⟨

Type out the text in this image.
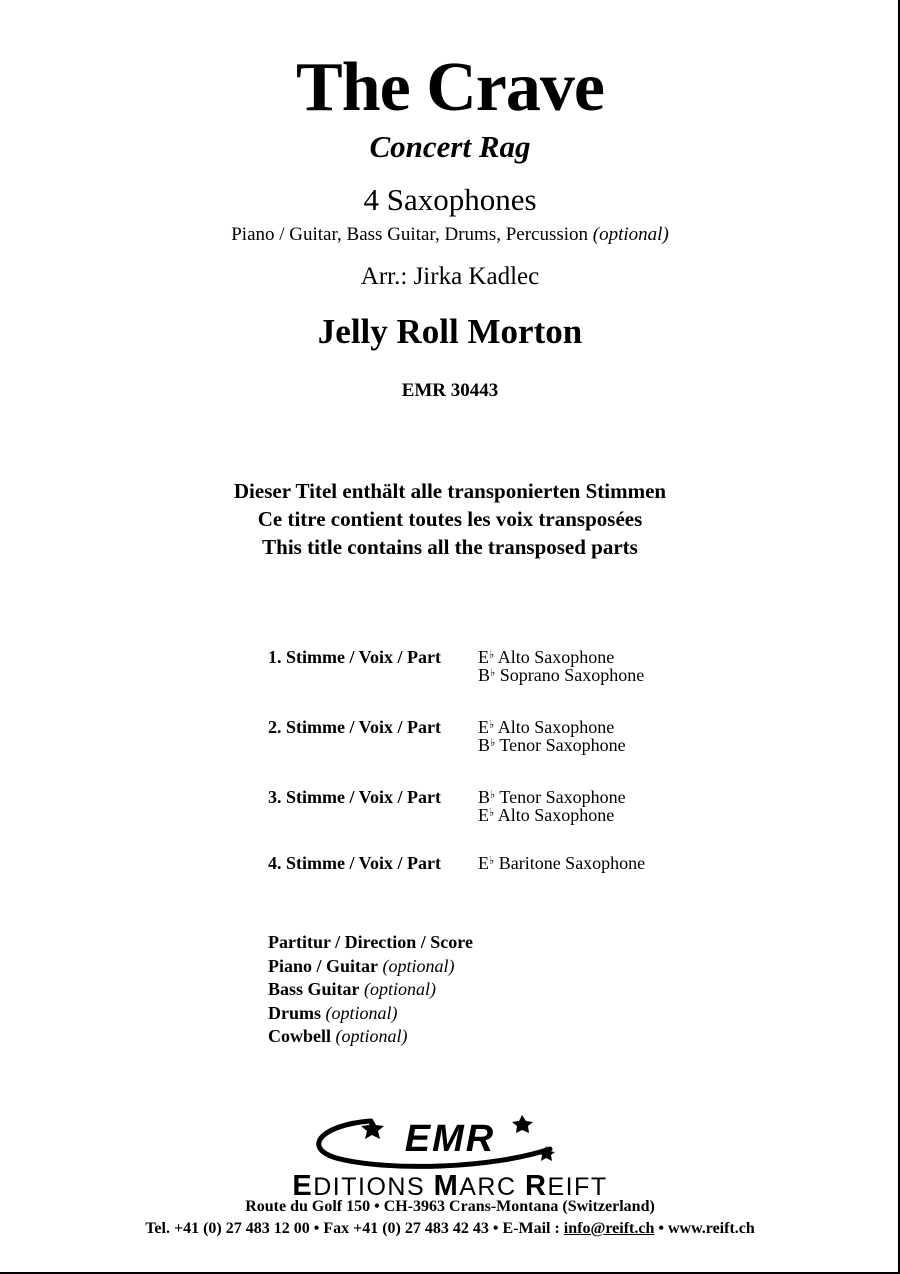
The Crave
Concert Rag
4 Saxophones
Piano / Guitar, Bass Guitar, Drums, Percussion (optional)
Arr.: Jirka Kadlec
Jelly Roll Morton
EMR 30443
Dieser Titel enthält alle transponierten Stimmen
Ce titre contient toutes les voix transposées
This title contains all the transposed parts
1. Stimme / Voix / Part E♭ Alto Saxophone
B♭ Soprano Saxophone
2. Stimme / Voix / Part E♭ Alto Saxophone
B♭ Tenor Saxophone
3. Stimme / Voix / Part B♭ Tenor Saxophone
E♭ Alto Saxophone
4. Stimme / Voix / Part E♭ Baritone Saxophone
Partitur / Direction / Score
Piano / Guitar (optional)
Bass Guitar (optional)
Drums (optional)
Cowbell (optional)
EMR
EDITIONS MARC REIFT
Route du Golf 150 • CH-3963 Crans-Montana (Switzerland)
Tel. +41 (0) 27 483 12 00 • Fax +41 (0) 27 483 42 43 • E-Mail : info@reift.ch • www.reift.ch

⟩

■ **TASK PROMPT**: Go through the records above and copy every line with the word "Alto".

■ **WRITTEN SOLUTION**:
1. Stimme / Voix / Part E♭ Alto Saxophone
2. Stimme / Voix / Part E♭ Alto Saxophone
E♭ Alto Saxophone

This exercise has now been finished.